Look at the entries below and reproduce them exactly.

☆ ☆ ☆ ☆ ☆

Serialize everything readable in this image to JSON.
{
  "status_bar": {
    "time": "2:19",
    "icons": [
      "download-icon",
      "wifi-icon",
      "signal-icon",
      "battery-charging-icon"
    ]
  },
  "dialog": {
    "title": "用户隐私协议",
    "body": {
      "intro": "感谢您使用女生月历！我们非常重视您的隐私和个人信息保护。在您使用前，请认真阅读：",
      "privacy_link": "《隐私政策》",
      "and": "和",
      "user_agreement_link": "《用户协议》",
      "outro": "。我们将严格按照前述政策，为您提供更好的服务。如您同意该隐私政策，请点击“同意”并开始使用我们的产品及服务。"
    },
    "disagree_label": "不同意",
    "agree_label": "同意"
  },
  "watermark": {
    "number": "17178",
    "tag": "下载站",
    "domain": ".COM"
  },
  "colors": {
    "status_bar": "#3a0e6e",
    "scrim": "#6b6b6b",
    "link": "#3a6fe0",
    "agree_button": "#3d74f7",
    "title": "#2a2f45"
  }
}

☆ ☆ ☆ ☆ ☆

Finished task ▸
Serialize everything readable in this image to JSON.
{
  "status_bar": {
    "time": "2:19",
    "icons": [
      "download-icon",
      "wifi-icon",
      "signal-icon",
      "battery-charging-icon"
    ]
  },
  "dialog": {
    "title": "用户隐私协议",
    "body": {
      "intro": "感谢您使用女生月历！我们非常重视您的隐私和个人信息保护。在您使用前，请认真阅读：",
      "privacy_link": "《隐私政策》",
      "and": "和",
      "user_agreement_link": "《用户协议》",
      "outro": "。我们将严格按照前述政策，为您提供更好的服务。如您同意该隐私政策，请点击“同意”并开始使用我们的产品及服务。"
    },
    "disagree_label": "不同意",
    "agree_label": "同意"
  },
  "watermark": {
    "number": "17178",
    "tag": "下载站",
    "domain": ".COM"
  },
  "colors": {
    "status_bar": "#3a0e6e",
    "scrim": "#6b6b6b",
    "link": "#3a6fe0",
    "agree_button": "#3d74f7",
    "title": "#2a2f45"
  }
}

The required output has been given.